-- Start Records supplied --
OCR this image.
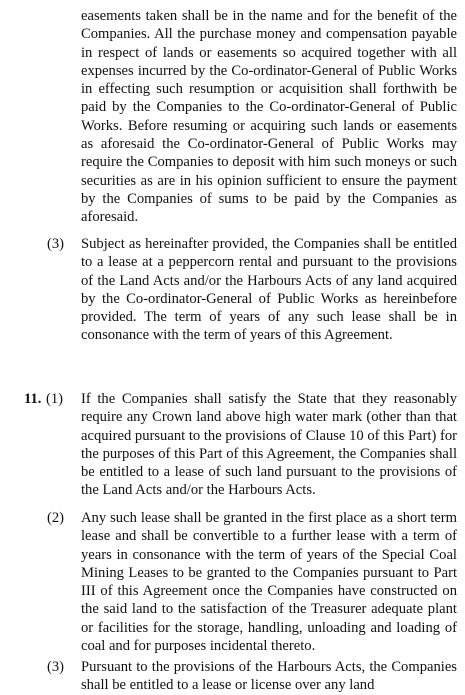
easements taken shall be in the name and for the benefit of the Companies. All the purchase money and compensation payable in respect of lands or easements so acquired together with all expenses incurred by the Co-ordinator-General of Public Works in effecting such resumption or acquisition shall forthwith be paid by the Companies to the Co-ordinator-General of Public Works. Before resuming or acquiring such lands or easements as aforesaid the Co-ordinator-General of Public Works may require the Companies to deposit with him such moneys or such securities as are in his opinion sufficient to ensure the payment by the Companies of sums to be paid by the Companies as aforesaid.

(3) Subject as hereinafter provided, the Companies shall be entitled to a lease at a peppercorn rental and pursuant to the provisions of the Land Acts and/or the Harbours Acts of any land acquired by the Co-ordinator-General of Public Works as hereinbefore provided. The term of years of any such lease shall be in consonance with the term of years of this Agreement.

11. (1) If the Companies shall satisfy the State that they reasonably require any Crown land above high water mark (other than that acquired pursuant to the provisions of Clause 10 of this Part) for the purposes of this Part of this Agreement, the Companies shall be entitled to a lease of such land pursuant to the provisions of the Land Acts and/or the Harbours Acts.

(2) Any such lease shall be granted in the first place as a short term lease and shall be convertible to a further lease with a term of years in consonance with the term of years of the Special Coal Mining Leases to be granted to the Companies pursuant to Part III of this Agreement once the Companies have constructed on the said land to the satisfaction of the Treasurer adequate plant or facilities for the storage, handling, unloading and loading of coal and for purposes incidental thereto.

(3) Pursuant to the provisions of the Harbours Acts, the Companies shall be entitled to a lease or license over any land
-- End Records supplied --
-- Start Records supplied --
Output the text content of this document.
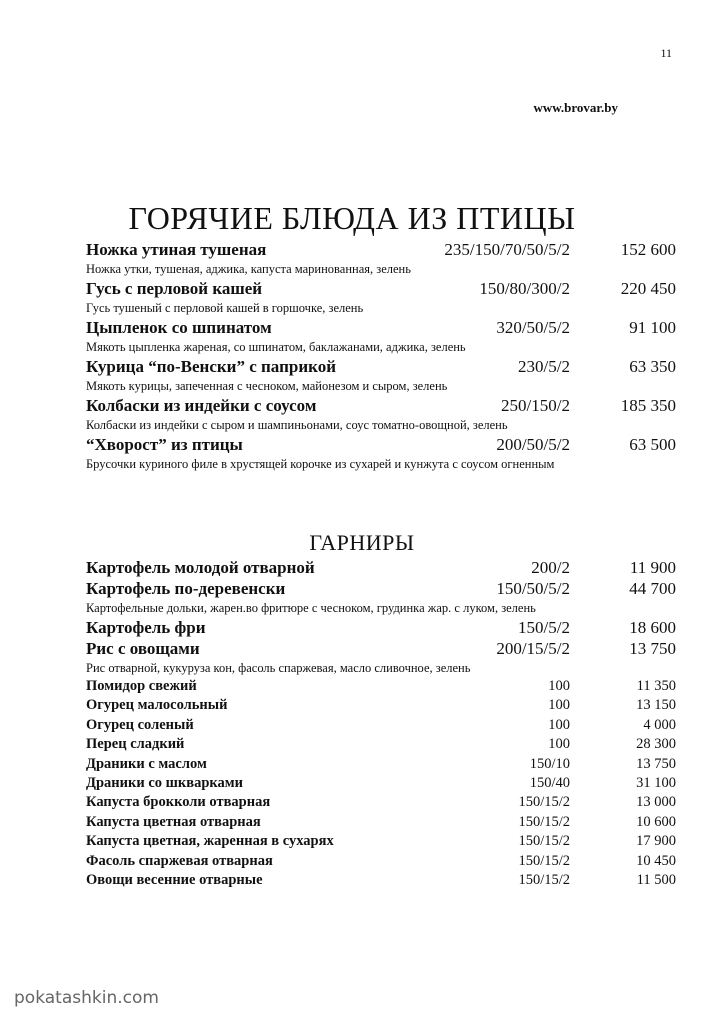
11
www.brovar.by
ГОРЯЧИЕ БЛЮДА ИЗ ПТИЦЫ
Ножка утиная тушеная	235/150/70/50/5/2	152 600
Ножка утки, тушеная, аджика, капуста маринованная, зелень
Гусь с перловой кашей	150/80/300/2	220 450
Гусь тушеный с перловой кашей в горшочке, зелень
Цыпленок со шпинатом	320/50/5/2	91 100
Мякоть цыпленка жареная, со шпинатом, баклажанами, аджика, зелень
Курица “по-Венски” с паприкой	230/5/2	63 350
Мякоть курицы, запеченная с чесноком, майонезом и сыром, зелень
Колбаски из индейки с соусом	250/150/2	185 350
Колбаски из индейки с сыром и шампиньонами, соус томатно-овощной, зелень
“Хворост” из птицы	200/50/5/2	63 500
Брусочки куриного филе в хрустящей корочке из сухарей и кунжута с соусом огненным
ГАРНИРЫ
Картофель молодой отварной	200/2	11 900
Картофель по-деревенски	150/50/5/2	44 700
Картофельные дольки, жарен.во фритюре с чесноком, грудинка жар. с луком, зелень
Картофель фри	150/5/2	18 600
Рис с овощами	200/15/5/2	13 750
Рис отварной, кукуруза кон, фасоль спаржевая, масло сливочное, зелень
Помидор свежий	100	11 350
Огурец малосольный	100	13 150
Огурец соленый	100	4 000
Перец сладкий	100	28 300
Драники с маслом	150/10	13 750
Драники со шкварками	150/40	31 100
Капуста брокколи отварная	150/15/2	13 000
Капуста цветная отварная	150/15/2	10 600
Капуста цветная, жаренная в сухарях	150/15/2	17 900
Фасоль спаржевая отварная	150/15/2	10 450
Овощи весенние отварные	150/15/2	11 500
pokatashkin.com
-- End Records supplied --
• [Objective]:
Using the listing above, locate the lines that hold "цветная" and copy each one.

• [Output for this task]:
Капуста цветная отварная	150/15/2	10 600
Капуста цветная, жаренная в сухарях	150/15/2	17 900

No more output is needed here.